[What to produce] From the data that follows, copy every line holding the string "this".
Start of Material supplied
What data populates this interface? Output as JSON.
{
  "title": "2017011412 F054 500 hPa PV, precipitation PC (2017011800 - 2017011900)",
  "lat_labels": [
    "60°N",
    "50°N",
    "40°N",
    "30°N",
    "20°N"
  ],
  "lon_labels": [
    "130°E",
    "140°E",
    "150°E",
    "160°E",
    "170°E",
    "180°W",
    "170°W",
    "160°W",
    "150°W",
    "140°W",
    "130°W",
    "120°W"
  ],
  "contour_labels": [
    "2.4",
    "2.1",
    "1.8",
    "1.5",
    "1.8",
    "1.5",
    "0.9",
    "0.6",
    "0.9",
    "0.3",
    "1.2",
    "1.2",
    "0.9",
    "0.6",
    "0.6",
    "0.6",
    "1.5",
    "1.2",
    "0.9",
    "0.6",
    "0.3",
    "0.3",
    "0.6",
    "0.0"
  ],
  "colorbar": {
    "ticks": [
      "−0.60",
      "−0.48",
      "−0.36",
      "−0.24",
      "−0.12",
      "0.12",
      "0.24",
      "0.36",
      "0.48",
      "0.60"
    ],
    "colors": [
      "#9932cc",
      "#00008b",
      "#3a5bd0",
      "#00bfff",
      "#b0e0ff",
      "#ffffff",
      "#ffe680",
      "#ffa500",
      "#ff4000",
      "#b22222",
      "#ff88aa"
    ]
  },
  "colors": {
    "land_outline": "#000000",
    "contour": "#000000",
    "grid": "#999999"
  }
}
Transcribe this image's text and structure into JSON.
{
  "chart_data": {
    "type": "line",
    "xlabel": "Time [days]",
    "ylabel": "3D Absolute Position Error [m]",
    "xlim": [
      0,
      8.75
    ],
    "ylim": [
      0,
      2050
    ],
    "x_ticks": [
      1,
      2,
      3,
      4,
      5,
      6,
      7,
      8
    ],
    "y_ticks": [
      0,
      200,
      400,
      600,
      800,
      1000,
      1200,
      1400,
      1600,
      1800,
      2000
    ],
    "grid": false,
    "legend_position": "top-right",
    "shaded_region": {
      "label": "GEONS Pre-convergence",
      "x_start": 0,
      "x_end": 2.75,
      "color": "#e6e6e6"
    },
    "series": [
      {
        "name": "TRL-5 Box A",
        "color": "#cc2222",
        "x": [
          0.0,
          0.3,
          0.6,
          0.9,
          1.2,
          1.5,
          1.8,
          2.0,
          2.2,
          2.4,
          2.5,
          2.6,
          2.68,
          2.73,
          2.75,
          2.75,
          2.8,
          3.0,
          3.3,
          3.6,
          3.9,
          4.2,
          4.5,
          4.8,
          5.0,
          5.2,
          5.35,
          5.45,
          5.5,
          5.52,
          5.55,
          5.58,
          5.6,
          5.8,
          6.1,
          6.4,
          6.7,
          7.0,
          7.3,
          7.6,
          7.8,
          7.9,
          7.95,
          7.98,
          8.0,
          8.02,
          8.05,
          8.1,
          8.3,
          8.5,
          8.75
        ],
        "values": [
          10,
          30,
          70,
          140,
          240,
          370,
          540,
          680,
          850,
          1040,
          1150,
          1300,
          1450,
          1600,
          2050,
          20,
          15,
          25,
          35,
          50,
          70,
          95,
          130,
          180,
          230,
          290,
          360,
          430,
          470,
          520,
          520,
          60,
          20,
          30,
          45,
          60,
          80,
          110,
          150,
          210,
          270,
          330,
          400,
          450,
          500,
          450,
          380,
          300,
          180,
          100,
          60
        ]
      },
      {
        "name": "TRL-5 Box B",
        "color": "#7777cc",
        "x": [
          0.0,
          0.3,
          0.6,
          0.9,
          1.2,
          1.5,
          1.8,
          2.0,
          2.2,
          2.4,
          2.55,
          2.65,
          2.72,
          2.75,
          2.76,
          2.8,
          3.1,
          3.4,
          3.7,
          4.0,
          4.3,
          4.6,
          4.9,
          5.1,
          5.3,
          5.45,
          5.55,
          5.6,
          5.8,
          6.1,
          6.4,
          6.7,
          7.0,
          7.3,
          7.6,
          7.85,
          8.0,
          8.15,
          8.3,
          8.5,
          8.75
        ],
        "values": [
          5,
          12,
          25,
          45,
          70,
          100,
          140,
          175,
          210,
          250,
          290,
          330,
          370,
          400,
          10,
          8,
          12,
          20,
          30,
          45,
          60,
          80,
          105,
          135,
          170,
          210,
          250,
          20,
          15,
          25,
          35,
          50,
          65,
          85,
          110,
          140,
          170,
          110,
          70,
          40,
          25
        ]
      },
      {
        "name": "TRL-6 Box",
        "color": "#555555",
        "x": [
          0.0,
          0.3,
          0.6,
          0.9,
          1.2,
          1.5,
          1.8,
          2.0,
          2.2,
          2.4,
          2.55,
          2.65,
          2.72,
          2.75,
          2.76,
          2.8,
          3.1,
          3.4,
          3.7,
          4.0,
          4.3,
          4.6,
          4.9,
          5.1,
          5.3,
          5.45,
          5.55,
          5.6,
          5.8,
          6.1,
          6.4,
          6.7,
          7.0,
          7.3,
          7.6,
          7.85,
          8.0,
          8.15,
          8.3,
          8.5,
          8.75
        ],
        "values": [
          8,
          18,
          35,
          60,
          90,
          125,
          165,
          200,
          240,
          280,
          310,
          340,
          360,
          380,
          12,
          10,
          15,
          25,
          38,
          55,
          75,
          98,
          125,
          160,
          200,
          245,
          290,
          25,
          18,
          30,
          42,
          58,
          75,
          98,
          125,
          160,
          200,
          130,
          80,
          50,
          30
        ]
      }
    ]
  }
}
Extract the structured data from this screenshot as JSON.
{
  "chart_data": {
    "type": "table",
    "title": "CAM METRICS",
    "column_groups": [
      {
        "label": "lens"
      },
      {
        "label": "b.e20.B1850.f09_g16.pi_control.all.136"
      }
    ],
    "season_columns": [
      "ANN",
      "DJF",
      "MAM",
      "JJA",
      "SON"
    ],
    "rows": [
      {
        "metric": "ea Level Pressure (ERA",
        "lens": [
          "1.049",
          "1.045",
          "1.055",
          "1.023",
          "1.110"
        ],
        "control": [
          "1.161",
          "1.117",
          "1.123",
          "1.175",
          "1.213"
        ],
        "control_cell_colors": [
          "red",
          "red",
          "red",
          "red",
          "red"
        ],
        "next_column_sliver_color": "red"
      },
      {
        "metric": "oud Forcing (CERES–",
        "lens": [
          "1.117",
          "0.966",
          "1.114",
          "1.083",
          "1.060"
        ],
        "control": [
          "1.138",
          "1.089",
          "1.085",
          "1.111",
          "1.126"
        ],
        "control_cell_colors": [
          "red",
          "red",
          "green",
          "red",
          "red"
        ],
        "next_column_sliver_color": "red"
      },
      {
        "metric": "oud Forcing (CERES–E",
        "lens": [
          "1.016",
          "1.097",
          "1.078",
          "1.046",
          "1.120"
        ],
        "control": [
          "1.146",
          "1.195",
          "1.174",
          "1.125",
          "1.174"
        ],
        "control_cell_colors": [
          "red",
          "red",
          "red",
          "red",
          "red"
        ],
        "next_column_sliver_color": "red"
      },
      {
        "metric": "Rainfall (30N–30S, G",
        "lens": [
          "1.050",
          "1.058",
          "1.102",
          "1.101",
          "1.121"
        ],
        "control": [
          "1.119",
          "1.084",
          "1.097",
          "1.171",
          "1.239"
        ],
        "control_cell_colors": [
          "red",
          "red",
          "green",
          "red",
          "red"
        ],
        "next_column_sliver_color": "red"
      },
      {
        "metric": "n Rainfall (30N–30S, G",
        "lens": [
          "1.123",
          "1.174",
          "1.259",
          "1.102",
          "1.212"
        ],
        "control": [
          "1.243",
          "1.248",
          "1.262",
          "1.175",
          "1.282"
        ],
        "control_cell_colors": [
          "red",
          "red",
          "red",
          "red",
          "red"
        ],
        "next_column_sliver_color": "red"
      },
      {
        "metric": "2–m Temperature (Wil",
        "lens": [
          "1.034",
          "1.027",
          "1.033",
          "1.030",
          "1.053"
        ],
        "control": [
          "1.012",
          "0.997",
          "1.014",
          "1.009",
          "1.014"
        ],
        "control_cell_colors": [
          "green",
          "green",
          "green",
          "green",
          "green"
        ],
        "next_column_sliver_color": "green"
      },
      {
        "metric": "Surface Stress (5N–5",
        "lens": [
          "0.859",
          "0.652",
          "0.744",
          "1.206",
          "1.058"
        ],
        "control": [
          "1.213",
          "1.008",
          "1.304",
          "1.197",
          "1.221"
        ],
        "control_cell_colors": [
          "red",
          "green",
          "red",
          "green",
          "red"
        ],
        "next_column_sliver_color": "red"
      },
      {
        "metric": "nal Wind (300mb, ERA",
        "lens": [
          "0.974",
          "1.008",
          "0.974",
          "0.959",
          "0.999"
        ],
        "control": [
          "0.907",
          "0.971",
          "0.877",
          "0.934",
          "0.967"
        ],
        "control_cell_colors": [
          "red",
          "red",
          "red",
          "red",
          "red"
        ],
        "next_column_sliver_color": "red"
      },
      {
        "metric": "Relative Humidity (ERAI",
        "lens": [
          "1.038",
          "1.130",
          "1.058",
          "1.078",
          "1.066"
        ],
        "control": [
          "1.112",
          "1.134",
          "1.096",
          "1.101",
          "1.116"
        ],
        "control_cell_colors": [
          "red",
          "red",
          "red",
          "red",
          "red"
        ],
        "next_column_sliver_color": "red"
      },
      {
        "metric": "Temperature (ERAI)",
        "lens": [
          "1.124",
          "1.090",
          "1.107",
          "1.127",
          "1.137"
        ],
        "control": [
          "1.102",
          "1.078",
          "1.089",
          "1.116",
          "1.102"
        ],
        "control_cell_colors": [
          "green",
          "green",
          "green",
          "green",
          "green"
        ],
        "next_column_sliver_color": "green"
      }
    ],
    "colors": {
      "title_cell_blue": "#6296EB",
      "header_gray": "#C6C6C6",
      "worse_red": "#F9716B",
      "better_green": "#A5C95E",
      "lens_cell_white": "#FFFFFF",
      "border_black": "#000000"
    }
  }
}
End of Material supplied
[Complete response]
What data populates this interface? Output as JSON.
Transcribe this image's text and structure into JSON.
Extract the structured data from this screenshot as JSON.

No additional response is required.